> _Stored data_
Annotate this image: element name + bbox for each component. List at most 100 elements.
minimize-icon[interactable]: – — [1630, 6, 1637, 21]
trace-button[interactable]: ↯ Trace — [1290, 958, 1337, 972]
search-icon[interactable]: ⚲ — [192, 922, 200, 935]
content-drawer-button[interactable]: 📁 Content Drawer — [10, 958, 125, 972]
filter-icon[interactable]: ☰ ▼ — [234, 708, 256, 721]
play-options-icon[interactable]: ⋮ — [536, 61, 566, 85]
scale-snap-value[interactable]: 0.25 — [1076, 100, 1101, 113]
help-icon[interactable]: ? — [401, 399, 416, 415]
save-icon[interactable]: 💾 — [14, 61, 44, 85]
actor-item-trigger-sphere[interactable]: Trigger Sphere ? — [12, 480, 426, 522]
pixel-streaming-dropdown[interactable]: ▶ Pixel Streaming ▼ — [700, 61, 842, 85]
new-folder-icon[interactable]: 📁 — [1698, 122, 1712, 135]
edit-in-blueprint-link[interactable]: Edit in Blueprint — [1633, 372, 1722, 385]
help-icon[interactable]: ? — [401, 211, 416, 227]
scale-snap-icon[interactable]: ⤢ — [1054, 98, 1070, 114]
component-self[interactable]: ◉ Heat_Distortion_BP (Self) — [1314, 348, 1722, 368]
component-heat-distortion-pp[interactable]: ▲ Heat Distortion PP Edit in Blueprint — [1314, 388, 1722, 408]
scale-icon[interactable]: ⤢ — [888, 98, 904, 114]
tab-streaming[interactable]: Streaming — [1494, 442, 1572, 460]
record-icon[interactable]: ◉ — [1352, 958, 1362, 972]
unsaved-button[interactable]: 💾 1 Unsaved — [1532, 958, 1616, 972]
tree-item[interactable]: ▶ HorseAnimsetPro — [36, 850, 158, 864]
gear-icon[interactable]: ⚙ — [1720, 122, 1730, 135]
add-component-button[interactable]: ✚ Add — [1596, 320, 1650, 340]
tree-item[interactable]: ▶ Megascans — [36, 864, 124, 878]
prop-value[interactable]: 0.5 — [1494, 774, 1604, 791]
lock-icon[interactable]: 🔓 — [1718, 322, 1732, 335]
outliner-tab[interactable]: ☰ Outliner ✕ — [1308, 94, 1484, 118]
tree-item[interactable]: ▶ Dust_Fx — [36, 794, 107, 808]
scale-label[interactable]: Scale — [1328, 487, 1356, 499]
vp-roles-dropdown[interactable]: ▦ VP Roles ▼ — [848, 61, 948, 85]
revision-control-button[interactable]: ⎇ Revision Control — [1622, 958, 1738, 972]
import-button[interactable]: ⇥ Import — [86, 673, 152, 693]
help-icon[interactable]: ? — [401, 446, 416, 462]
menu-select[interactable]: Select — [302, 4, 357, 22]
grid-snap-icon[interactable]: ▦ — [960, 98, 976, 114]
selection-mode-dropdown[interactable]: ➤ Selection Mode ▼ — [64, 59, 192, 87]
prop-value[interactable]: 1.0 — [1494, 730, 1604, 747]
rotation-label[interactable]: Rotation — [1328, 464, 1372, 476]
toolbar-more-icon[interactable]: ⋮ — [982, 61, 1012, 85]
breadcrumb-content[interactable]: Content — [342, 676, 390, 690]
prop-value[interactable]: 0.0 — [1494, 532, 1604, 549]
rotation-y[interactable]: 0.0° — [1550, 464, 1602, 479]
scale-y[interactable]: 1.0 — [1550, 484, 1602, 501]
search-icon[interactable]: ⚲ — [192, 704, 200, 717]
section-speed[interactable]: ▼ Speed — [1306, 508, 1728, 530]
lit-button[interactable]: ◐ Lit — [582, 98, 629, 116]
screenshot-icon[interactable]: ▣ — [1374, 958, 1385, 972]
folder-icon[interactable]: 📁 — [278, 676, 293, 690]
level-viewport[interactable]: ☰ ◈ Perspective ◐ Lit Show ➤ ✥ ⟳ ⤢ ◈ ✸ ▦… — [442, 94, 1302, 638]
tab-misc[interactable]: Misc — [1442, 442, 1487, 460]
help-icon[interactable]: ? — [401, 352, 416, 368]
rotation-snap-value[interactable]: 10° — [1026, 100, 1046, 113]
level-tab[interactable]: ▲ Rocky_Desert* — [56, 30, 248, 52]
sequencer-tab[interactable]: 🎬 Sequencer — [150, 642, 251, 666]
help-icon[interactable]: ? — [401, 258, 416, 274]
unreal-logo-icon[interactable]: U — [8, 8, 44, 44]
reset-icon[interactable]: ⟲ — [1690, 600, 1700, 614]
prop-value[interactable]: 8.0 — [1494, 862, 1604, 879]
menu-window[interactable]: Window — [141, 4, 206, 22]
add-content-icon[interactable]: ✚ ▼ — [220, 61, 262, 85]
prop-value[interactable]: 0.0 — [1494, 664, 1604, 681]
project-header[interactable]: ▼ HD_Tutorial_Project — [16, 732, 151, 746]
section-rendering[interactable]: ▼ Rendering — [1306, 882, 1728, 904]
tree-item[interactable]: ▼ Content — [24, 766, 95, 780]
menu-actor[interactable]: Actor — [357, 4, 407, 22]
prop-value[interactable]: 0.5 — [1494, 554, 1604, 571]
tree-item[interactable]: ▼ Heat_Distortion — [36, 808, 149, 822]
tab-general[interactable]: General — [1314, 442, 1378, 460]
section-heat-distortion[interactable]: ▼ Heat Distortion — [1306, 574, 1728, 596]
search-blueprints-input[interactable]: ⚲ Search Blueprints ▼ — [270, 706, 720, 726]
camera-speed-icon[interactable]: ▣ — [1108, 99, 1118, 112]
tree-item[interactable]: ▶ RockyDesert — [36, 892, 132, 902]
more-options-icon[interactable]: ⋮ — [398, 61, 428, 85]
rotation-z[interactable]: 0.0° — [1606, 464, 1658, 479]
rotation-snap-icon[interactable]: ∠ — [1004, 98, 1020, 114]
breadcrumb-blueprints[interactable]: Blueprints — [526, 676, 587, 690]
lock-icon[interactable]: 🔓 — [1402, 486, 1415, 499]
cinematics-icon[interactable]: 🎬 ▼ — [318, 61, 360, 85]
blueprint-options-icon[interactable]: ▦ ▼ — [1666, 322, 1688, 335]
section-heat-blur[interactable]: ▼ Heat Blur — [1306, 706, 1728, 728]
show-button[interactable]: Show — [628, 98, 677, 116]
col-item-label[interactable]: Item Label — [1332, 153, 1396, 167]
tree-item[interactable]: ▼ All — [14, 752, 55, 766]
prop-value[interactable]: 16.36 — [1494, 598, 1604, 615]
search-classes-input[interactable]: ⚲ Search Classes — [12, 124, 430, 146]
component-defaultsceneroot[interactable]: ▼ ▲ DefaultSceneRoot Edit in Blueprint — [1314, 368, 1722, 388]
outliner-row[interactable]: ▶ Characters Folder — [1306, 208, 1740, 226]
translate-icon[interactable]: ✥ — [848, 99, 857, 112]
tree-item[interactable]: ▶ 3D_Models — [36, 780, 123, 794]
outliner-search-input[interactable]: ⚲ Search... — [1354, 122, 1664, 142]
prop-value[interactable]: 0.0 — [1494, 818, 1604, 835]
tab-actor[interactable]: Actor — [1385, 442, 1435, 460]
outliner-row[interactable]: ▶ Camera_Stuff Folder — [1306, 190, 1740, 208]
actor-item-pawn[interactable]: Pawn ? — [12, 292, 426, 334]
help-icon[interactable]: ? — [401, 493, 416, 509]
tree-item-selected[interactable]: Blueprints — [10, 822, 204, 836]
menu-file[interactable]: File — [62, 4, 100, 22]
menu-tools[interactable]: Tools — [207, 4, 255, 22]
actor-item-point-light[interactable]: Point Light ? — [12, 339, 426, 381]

> _Exercise directions_
Going from the start of the records and ending at the line that contains "help-icon[interactable]: ? — [401, 211, 416, 227]", swap "Annotate" for "Label" and keep everything else the same. Give only those lines.

> _Written answer_
Label this image: element name + bbox for each component. List at most 100 elements.
minimize-icon[interactable]: – — [1630, 6, 1637, 21]
trace-button[interactable]: ↯ Trace — [1290, 958, 1337, 972]
search-icon[interactable]: ⚲ — [192, 922, 200, 935]
content-drawer-button[interactable]: 📁 Content Drawer — [10, 958, 125, 972]
filter-icon[interactable]: ☰ ▼ — [234, 708, 256, 721]
play-options-icon[interactable]: ⋮ — [536, 61, 566, 85]
scale-snap-value[interactable]: 0.25 — [1076, 100, 1101, 113]
help-icon[interactable]: ? — [401, 399, 416, 415]
save-icon[interactable]: 💾 — [14, 61, 44, 85]
actor-item-trigger-sphere[interactable]: Trigger Sphere ? — [12, 480, 426, 522]
pixel-streaming-dropdown[interactable]: ▶ Pixel Streaming ▼ — [700, 61, 842, 85]
new-folder-icon[interactable]: 📁 — [1698, 122, 1712, 135]
edit-in-blueprint-link[interactable]: Edit in Blueprint — [1633, 372, 1722, 385]
help-icon[interactable]: ? — [401, 211, 416, 227]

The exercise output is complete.